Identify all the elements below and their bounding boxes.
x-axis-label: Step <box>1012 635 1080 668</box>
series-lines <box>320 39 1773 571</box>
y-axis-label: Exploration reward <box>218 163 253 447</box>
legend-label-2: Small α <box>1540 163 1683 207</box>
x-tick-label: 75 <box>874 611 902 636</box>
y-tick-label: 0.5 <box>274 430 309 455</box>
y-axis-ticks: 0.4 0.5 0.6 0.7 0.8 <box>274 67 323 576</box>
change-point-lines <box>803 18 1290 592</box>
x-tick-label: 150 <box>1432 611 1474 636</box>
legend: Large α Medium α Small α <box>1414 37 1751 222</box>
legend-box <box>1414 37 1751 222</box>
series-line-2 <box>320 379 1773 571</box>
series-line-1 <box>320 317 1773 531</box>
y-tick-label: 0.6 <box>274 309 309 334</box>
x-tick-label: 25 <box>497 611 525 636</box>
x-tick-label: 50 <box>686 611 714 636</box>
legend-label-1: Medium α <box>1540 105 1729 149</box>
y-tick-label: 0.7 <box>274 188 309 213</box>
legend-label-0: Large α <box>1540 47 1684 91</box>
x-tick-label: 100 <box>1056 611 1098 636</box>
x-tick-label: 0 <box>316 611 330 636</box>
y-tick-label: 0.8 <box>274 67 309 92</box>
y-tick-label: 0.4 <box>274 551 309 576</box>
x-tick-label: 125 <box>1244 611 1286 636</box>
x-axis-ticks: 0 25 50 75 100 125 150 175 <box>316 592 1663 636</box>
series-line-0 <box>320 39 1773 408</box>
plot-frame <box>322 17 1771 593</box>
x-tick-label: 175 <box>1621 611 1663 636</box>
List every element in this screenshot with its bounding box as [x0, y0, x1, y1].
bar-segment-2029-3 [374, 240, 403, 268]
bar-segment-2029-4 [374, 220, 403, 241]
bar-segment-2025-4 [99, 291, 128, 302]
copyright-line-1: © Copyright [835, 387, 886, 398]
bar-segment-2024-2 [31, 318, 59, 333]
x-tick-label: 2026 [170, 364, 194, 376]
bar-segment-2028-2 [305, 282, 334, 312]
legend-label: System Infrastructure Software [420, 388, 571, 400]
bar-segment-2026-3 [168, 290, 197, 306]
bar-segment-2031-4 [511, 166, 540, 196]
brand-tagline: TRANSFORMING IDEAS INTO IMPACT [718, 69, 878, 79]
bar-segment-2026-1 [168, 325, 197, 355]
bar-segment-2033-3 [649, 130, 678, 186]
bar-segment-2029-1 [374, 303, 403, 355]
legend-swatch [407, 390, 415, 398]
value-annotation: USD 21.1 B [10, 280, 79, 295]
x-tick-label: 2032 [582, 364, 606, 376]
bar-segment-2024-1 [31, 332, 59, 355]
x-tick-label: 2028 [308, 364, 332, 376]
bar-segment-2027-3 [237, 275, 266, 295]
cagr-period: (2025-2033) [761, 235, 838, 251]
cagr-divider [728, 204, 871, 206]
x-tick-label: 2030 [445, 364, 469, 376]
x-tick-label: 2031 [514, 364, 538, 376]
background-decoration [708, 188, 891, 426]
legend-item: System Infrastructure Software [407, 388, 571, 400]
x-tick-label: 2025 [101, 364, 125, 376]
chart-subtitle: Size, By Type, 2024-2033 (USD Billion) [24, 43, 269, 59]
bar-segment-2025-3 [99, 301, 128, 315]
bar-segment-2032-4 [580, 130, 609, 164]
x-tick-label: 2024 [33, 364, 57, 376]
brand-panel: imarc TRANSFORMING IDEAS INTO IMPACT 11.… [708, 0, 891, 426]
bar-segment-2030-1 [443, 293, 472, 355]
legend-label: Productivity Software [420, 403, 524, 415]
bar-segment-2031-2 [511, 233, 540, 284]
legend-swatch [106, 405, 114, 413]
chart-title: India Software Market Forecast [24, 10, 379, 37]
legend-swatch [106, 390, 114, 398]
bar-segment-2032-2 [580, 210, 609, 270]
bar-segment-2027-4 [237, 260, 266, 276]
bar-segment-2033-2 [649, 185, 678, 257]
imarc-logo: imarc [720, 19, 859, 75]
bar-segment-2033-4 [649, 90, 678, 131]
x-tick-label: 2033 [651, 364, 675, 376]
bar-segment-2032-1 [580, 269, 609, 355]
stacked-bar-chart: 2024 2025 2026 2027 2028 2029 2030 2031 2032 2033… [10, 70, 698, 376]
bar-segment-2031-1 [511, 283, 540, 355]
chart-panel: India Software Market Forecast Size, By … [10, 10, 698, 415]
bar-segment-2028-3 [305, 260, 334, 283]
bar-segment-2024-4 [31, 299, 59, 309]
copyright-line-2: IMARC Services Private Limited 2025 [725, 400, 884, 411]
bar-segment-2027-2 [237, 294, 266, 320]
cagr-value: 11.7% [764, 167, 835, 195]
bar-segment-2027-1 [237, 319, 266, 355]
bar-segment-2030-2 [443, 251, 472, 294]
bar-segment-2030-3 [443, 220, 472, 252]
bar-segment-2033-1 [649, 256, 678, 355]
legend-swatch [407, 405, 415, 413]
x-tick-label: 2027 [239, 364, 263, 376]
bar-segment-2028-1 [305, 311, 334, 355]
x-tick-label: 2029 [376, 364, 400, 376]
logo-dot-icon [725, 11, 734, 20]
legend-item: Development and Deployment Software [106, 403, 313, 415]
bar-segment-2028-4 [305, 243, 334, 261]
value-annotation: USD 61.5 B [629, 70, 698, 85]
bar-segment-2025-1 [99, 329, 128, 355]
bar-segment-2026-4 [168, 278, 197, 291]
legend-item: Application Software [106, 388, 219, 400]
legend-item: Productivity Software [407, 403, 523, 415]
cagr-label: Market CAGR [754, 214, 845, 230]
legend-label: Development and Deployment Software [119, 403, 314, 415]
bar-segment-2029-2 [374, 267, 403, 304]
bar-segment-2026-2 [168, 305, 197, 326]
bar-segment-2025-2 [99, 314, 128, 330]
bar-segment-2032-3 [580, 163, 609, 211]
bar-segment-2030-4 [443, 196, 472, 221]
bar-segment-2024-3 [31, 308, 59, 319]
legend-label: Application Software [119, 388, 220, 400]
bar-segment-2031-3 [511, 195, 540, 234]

■ **What is expected**
Turn the lines above into a JSON list of strings, one string per line and with blank lines omitted, starting at the first line of the records and ending after the line that contains "y-tick-label: 0.5 <box>274 430 309 455</box>".

■ **Exercise answer**
[
  "Identify all the elements below and their bounding boxes.",
  "x-axis-label: Step <box>1012 635 1080 668</box>",
  "series-lines <box>320 39 1773 571</box>",
  "y-axis-label: Exploration reward <box>218 163 253 447</box>",
  "legend-label-2: Small α <box>1540 163 1683 207</box>",
  "x-tick-label: 75 <box>874 611 902 636</box>",
  "y-tick-label: 0.5 <box>274 430 309 455</box>"
]